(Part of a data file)

● ● ●

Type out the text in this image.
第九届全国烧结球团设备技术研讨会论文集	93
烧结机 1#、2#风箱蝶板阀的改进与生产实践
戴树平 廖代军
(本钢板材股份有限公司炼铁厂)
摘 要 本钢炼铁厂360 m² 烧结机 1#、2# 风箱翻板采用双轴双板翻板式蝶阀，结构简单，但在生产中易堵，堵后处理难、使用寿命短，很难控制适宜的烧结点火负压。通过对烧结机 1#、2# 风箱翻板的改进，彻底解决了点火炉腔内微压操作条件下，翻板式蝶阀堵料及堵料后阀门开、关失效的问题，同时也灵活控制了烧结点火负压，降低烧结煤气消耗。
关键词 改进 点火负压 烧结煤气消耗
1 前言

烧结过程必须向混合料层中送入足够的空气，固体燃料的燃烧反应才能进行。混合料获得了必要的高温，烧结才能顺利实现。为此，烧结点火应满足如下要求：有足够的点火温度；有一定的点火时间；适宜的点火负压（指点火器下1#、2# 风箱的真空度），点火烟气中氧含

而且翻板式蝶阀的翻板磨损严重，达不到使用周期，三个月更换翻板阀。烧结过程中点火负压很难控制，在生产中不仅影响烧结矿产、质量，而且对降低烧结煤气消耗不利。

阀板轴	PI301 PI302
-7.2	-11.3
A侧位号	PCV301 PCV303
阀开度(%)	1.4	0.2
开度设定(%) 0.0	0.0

● ● ●

# What you should do:
Return the whole listing exactly, with every line included.

# Exercise answer:
Type out the text in this image.
第九届全国烧结球团设备技术研讨会论文集	93
烧结机 1#、2#风箱蝶板阀的改进与生产实践
戴树平 廖代军
(本钢板材股份有限公司炼铁厂)
摘 要 本钢炼铁厂360 m² 烧结机 1#、2# 风箱翻板采用双轴双板翻板式蝶阀，结构简单，但在生产中易堵，堵后处理难、使用寿命短，很难控制适宜的烧结点火负压。通过对烧结机 1#、2# 风箱翻板的改进，彻底解决了点火炉腔内微压操作条件下，翻板式蝶阀堵料及堵料后阀门开、关失效的问题，同时也灵活控制了烧结点火负压，降低烧结煤气消耗。
关键词 改进 点火负压 烧结煤气消耗
1 前言

烧结过程必须向混合料层中送入足够的空气，固体燃料的燃烧反应才能进行。混合料获得了必要的高温，烧结才能顺利实现。为此，烧结点火应满足如下要求：有足够的点火温度；有一定的点火时间；适宜的点火负压（指点火器下1#、2# 风箱的真空度），点火烟气中氧含

而且翻板式蝶阀的翻板磨损严重，达不到使用周期，三个月更换翻板阀。烧结过程中点火负压很难控制，在生产中不仅影响烧结矿产、质量，而且对降低烧结煤气消耗不利。

阀板轴	PI301 PI302
-7.2	-11.3
A侧位号	PCV301 PCV303
阀开度(%)	1.4	0.2
开度设定(%) 0.0	0.0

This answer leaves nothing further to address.